What follows is a set of records, each of which is to be written out exactly.

Stored dataset items:
=-=-=

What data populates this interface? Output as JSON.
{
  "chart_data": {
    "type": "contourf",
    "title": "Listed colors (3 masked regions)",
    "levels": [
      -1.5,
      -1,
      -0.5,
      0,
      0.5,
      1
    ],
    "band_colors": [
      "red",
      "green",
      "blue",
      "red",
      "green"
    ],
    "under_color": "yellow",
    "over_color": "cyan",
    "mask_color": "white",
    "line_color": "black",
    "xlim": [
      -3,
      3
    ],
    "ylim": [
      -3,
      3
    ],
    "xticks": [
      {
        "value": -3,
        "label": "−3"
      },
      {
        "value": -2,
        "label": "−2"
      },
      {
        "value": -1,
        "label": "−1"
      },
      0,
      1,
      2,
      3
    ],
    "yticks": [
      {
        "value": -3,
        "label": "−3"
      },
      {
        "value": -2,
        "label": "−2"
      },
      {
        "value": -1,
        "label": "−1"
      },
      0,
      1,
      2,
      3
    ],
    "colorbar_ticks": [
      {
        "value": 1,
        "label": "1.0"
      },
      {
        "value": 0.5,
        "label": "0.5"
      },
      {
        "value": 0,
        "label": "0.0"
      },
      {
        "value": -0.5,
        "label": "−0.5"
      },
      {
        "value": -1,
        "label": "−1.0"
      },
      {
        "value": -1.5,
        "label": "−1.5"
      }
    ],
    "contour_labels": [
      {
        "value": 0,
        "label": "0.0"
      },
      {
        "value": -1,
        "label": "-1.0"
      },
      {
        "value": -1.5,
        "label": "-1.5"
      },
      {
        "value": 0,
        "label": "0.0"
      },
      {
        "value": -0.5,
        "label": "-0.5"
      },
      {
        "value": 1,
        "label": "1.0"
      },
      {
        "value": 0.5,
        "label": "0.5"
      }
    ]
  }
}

=-=-=

Exercise response:
What data populates this interface? Output as JSON.
{
  "chart_data": {
    "type": "contourf",
    "title": "Listed colors (3 masked regions)",
    "levels": [
      -1.5,
      -1,
      -0.5,
      0,
      0.5,
      1
    ],
    "band_colors": [
      "red",
      "green",
      "blue",
      "red",
      "green"
    ],
    "under_color": "yellow",
    "over_color": "cyan",
    "mask_color": "white",
    "line_color": "black",
    "xlim": [
      -3,
      3
    ],
    "ylim": [
      -3,
      3
    ],
    "xticks": [
      {
        "value": -3,
        "label": "−3"
      },
      {
        "value": -2,
        "label": "−2"
      },
      {
        "value": -1,
        "label": "−1"
      },
      0,
      1,
      2,
      3
    ],
    "yticks": [
      {
        "value": -3,
        "label": "−3"
      },
      {
        "value": -2,
        "label": "−2"
      },
      {
        "value": -1,
        "label": "−1"
      },
      0,
      1,
      2,
      3
    ],
    "colorbar_ticks": [
      {
        "value": 1,
        "label": "1.0"
      },
      {
        "value": 0.5,
        "label": "0.5"
      },
      {
        "value": 0,
        "label": "0.0"
      },
      {
        "value": -0.5,
        "label": "−0.5"
      },
      {
        "value": -1,
        "label": "−1.0"
      },
      {
        "value": -1.5,
        "label": "−1.5"
      }
    ],
    "contour_labels": [
      {
        "value": 0,
        "label": "0.0"
      },
      {
        "value": -1,
        "label": "-1.0"
      },
      {
        "value": -1.5,
        "label": "-1.5"
      },
      {
        "value": 0,
        "label": "0.0"
      },
      {
        "value": -0.5,
        "label": "-0.5"
      },
      {
        "value": 1,
        "label": "1.0"
      },
      {
        "value": 0.5,
        "label": "0.5"
      }
    ]
  }
}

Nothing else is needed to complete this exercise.